- **Given task**
Retype the records below exactly as they appear.

- **Records**
★ ★ ★ ★ ★ ★ ★

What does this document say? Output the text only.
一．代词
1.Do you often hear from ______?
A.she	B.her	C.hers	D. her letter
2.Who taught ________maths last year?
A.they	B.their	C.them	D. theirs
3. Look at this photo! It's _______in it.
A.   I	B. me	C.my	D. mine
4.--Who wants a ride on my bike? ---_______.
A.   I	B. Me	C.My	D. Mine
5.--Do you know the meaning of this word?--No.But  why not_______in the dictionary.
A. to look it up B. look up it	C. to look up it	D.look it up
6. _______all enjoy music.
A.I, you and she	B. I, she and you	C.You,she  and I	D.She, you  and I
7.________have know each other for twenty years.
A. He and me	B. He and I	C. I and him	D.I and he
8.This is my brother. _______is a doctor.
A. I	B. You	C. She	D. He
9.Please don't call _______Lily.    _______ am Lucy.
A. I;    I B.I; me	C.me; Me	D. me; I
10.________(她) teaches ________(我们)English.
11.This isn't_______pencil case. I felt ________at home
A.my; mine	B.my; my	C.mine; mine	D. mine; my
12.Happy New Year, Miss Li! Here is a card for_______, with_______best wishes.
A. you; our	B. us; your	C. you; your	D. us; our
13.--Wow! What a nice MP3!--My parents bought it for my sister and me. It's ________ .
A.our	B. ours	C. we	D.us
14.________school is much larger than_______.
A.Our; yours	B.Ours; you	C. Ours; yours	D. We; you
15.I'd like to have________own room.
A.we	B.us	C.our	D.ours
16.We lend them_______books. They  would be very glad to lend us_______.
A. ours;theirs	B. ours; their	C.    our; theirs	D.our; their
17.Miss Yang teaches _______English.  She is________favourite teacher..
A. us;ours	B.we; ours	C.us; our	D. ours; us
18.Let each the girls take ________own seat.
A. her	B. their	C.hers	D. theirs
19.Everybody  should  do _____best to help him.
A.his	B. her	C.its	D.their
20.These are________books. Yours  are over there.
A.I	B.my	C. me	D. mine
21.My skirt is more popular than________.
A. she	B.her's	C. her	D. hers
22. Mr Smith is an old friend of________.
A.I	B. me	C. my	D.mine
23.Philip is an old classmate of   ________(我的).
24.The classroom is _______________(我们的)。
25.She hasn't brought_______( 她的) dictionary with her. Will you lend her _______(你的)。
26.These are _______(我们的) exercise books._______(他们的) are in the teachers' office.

★ ★ ★ ★ ★ ★ ★

- **Result below**
What does this document say? Output the text only.
一．代词
1.Do you often hear from ______?
A.she	B.her	C.hers	D. her letter
2.Who taught ________maths last year?
A.they	B.their	C.them	D. theirs
3. Look at this photo! It's _______in it.
A.   I	B. me	C.my	D. mine
4.--Who wants a ride on my bike? ---_______.
A.   I	B. Me	C.My	D. Mine
5.--Do you know the meaning of this word?--No.But  why not_______in the dictionary.
A. to look it up B. look up it	C. to look up it	D.look it up
6. _______all enjoy music.
A.I, you and she	B. I, she and you	C.You,she  and I	D.She, you  and I
7.________have know each other for twenty years.
A. He and me	B. He and I	C. I and him	D.I and he
8.This is my brother. _______is a doctor.
A. I	B. You	C. She	D. He
9.Please don't call _______Lily.    _______ am Lucy.
A. I;    I B.I; me	C.me; Me	D. me; I
10.________(她) teaches ________(我们)English.
11.This isn't_______pencil case. I felt ________at home
A.my; mine	B.my; my	C.mine; mine	D. mine; my
12.Happy New Year, Miss Li! Here is a card for_______, with_______best wishes.
A. you; our	B. us; your	C. you; your	D. us; our
13.--Wow! What a nice MP3!--My parents bought it for my sister and me. It's ________ .
A.our	B. ours	C. we	D.us
14.________school is much larger than_______.
A.Our; yours	B.Ours; you	C. Ours; yours	D. We; you
15.I'd like to have________own room.
A.we	B.us	C.our	D.ours
16.We lend them_______books. They  would be very glad to lend us_______.
A. ours;theirs	B. ours; their	C.    our; theirs	D.our; their
17.Miss Yang teaches _______English.  She is________favourite teacher..
A. us;ours	B.we; ours	C.us; our	D. ours; us
18.Let each the girls take ________own seat.
A. her	B. their	C.hers	D. theirs
19.Everybody  should  do _____best to help him.
A.his	B. her	C.its	D.their
20.These are________books. Yours  are over there.
A.I	B.my	C. me	D. mine
21.My skirt is more popular than________.
A. she	B.her's	C. her	D. hers
22. Mr Smith is an old friend of________.
A.I	B. me	C. my	D.mine
23.Philip is an old classmate of   ________(我的).
24.The classroom is _______________(我们的)。
25.She hasn't brought_______( 她的) dictionary with her. Will you lend her _______(你的)。
26.These are _______(我们的) exercise books._______(他们的) are in the teachers' office.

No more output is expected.